§ STORED DATA:

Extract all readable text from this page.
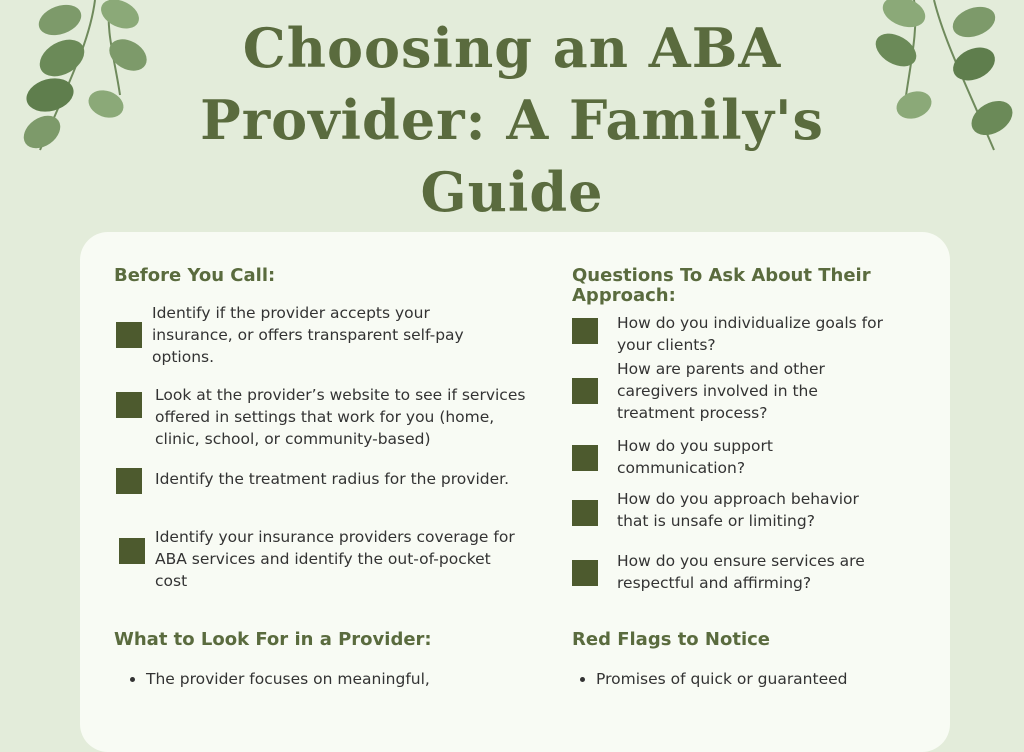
Choosing an ABA Provider: A Family's Guide
Before You Call:
Identify if the provider accepts your insurance, or offers transparent self-pay options.
Look at the provider’s website to see if services offered in settings that work for you (home, clinic, school, or community-based)
Identify the treatment radius for the provider.
Identify your insurance providers coverage for ABA services and identify the out-of-pocket cost
What to Look For in a Provider:
• The provider focuses on meaningful,
Questions To Ask About Their Approach:
How do you individualize goals for your clients?
How are parents and other caregivers involved in the treatment process?
How do you support communication?
How do you approach behavior that is unsafe or limiting?
How do you ensure services are respectful and affirming?
Red Flags to Notice
• Promises of quick or guaranteed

§ TO BE DONE: Write the records out once more, exactly as they appear, with no pictures.

§ SOLUTION FOR THIS EXERCISE:
Extract all readable text from this page.
Choosing an ABA Provider: A Family's Guide
Before You Call:
Identify if the provider accepts your insurance, or offers transparent self-pay options.
Look at the provider’s website to see if services offered in settings that work for you (home, clinic, school, or community-based)
Identify the treatment radius for the provider.
Identify your insurance providers coverage for ABA services and identify the out-of-pocket cost
What to Look For in a Provider:
• The provider focuses on meaningful,
Questions To Ask About Their Approach:
How do you individualize goals for your clients?
How are parents and other caregivers involved in the treatment process?
How do you support communication?
How do you approach behavior that is unsafe or limiting?
How do you ensure services are respectful and affirming?
Red Flags to Notice
• Promises of quick or guaranteed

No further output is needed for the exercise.